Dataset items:
-*-

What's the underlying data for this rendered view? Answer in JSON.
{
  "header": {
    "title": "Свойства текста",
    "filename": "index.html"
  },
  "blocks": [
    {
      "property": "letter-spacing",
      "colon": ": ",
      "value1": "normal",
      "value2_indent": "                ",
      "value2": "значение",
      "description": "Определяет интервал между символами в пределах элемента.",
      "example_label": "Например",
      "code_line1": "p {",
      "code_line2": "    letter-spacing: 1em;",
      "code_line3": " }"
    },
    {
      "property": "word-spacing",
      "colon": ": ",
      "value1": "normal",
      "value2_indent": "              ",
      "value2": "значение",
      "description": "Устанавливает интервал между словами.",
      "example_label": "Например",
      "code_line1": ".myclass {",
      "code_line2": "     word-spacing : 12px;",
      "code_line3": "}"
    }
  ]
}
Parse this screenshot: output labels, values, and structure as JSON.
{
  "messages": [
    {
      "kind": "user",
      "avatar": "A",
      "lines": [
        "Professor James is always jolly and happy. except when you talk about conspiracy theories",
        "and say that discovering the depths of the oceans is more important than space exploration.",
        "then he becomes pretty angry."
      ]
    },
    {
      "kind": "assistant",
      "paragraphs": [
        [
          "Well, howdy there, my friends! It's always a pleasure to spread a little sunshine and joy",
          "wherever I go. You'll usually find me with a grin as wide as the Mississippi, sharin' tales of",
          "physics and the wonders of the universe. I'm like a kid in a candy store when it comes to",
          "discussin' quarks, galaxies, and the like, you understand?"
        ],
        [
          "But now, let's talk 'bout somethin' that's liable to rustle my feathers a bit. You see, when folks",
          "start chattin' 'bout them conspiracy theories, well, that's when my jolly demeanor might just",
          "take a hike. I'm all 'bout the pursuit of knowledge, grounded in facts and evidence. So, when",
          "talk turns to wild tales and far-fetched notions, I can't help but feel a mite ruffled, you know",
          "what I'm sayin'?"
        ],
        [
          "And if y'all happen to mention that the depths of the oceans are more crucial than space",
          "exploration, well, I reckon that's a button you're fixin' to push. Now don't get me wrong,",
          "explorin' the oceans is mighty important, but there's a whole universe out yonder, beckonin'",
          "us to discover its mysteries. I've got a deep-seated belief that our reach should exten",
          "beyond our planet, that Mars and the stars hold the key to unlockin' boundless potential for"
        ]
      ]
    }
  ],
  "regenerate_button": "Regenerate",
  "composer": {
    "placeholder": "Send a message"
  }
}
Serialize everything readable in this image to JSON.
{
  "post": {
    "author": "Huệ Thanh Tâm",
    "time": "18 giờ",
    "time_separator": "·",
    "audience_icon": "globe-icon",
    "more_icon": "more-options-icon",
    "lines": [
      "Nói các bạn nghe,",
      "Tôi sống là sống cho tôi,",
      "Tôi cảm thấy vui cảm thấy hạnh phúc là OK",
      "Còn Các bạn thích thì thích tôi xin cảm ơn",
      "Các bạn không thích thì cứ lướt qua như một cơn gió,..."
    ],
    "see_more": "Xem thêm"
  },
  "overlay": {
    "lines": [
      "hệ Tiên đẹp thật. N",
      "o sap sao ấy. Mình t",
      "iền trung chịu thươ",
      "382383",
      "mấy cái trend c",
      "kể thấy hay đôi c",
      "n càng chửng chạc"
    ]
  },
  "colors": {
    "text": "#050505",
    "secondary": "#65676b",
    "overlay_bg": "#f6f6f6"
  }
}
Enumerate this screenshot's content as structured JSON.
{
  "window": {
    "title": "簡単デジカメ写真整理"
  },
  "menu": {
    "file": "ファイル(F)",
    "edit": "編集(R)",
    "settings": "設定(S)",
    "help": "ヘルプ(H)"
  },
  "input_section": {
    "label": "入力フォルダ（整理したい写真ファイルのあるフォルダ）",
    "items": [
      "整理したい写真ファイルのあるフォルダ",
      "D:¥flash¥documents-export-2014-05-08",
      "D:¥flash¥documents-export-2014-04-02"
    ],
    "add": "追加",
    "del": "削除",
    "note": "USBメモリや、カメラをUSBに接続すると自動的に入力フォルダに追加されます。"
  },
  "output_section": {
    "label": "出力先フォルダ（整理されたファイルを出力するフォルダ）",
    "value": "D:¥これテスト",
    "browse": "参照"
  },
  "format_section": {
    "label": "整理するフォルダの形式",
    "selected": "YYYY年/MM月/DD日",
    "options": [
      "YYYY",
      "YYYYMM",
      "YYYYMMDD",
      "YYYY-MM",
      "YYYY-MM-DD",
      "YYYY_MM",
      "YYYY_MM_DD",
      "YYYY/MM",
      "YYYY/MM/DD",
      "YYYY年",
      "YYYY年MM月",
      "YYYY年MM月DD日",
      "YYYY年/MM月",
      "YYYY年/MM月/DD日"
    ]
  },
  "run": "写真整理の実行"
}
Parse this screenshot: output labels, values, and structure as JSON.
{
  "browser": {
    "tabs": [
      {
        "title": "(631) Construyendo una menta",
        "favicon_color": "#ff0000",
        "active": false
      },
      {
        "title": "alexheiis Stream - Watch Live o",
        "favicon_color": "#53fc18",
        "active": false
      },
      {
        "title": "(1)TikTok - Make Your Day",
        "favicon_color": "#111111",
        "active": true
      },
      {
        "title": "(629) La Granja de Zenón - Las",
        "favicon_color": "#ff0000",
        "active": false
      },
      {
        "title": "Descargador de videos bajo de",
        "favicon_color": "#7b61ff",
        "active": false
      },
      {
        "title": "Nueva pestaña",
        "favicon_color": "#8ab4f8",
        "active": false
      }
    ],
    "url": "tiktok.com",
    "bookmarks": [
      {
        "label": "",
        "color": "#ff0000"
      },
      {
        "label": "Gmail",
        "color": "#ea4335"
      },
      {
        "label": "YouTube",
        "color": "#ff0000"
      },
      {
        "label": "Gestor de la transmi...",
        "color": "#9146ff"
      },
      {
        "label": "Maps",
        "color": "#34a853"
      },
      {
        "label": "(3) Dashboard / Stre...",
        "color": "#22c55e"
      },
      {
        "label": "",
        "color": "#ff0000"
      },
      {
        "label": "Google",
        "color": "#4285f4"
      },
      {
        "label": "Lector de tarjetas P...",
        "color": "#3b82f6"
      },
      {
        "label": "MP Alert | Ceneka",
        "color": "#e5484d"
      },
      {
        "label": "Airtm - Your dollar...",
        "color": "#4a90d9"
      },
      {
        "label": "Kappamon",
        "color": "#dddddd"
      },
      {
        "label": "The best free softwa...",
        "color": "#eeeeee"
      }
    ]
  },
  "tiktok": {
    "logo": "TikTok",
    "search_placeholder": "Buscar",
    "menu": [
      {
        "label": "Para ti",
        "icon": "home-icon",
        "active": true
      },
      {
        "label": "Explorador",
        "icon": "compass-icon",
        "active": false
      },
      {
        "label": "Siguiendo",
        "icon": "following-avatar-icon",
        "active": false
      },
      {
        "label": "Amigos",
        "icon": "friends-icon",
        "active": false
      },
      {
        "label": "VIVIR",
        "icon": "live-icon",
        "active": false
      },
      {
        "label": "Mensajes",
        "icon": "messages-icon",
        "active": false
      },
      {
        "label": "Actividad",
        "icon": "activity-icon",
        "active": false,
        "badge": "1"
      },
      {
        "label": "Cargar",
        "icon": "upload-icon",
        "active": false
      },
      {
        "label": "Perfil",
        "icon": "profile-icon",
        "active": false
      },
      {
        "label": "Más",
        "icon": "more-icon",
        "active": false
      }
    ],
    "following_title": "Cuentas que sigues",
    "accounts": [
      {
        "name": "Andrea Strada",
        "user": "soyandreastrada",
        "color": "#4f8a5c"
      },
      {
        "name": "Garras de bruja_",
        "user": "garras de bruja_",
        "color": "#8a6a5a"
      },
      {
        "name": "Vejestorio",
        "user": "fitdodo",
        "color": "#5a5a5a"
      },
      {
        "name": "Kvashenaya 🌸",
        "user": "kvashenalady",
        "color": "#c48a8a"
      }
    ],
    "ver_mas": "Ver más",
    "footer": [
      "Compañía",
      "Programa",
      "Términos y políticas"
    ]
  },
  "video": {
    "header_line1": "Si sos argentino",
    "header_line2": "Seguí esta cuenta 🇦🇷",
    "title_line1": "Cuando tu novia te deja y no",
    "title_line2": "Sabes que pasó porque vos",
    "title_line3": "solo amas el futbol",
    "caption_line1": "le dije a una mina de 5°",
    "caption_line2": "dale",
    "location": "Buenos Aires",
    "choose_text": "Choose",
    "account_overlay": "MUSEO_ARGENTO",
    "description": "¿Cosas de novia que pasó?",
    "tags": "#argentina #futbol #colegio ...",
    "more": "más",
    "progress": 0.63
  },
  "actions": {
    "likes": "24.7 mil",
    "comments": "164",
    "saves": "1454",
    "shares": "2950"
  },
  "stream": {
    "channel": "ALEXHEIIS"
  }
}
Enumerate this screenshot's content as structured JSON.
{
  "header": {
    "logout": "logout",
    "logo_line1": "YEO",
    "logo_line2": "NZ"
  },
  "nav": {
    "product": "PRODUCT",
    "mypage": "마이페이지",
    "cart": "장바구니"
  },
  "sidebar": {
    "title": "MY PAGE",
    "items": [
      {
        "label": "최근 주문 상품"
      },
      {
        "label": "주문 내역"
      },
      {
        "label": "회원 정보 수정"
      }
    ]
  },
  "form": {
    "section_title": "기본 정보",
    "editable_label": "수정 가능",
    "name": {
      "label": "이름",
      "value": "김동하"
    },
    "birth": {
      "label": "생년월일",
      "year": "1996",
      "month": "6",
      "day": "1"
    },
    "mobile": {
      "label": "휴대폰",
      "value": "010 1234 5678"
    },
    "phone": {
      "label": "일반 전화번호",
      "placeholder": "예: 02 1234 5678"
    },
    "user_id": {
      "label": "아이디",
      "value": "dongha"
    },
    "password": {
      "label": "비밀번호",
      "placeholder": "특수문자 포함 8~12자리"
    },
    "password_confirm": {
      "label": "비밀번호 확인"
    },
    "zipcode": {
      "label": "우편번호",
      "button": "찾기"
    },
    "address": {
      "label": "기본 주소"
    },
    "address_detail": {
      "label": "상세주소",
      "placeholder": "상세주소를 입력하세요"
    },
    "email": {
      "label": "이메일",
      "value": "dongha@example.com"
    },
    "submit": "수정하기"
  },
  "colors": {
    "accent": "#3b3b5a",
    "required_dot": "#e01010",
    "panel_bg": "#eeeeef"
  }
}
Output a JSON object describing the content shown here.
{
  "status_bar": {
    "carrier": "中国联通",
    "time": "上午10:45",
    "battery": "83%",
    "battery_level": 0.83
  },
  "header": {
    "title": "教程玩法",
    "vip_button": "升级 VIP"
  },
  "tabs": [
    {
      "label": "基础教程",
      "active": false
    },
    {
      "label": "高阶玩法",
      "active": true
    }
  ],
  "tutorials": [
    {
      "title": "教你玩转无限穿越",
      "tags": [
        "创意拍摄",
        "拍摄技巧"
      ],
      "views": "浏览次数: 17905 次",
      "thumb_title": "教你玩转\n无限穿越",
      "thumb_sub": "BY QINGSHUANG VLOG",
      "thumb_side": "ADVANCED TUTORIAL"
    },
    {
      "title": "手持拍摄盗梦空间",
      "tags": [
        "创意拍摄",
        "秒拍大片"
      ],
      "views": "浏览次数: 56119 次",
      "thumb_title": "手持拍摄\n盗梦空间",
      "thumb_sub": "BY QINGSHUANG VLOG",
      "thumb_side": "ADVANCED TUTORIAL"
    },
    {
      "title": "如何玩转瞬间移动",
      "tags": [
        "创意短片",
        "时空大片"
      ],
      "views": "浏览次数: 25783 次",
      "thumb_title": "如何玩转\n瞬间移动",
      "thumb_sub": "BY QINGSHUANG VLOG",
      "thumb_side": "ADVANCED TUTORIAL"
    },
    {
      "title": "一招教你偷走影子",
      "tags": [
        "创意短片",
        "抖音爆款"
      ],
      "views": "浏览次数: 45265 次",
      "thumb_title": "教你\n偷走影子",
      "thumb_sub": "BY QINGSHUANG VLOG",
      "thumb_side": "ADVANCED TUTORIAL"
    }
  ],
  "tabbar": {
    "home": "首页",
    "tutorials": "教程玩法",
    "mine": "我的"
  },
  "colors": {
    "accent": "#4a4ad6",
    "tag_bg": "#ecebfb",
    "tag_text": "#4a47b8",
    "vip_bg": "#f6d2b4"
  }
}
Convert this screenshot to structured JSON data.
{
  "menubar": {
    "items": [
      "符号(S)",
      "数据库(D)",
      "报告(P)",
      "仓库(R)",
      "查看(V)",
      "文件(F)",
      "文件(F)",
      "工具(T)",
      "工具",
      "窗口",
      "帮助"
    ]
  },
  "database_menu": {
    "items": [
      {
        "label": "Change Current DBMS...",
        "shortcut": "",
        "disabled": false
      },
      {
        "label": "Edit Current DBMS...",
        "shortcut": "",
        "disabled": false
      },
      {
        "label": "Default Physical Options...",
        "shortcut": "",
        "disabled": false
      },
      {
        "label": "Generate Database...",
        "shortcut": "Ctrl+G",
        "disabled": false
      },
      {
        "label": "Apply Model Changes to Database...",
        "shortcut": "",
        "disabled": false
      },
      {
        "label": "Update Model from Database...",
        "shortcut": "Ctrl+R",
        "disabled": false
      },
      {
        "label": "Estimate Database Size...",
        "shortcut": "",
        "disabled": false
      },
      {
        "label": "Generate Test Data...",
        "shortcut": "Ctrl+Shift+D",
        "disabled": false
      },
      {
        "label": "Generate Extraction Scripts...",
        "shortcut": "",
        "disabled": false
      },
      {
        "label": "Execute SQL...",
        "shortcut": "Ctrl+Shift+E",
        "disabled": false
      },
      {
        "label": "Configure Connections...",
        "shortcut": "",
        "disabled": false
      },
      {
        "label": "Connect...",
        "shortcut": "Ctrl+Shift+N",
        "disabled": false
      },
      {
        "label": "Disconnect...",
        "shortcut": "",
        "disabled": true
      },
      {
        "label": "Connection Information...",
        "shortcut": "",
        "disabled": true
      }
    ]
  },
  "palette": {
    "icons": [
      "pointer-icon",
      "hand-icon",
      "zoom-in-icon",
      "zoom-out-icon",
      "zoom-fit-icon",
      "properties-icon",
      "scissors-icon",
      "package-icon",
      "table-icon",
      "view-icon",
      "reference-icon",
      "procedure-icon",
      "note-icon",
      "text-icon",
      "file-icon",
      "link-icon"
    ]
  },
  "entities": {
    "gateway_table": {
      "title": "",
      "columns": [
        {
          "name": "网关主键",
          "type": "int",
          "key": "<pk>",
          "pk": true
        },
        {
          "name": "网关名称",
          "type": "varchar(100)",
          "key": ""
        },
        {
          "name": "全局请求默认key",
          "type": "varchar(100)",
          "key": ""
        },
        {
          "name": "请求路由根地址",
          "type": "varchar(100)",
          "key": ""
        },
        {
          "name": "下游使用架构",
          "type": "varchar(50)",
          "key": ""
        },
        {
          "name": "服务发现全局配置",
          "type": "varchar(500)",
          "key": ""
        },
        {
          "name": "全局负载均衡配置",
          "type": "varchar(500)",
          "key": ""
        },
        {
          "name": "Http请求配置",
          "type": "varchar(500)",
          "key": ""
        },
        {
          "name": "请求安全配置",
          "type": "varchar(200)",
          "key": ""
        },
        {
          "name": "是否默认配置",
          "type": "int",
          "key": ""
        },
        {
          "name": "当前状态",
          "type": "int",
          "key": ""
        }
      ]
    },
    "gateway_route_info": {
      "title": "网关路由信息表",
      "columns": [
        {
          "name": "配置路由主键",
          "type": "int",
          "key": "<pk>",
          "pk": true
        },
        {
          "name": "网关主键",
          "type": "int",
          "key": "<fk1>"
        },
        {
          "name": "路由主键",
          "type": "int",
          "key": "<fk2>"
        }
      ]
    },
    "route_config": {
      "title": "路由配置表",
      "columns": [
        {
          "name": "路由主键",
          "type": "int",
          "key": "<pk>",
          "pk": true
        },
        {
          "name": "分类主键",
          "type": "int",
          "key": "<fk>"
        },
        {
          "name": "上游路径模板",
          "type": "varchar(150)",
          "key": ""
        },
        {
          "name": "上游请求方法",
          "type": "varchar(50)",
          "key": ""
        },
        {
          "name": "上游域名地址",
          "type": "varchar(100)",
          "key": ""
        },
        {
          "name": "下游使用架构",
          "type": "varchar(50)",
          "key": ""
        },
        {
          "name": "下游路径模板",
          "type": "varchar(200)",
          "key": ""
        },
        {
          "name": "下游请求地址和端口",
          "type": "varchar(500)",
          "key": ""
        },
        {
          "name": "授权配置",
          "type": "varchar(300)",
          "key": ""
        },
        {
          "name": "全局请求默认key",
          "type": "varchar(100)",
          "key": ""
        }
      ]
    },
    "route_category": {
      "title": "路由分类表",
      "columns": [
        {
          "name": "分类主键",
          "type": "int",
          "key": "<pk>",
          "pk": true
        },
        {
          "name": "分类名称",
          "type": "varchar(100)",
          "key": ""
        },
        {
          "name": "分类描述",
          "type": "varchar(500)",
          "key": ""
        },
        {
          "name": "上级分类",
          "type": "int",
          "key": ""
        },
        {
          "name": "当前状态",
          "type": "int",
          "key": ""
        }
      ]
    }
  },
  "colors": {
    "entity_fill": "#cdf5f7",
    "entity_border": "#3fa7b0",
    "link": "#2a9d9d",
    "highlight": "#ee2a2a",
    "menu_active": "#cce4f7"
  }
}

-*-

» GOAL OF THE EXERCISE
Which lines above hold the word "spacing"? Copy each of them.

» SOLUTION TO THIS TASK
      "property": "letter-spacing",
      "code_line2": "    letter-spacing: 1em;",
      "property": "word-spacing",
      "code_line2": "     word-spacing : 12px;",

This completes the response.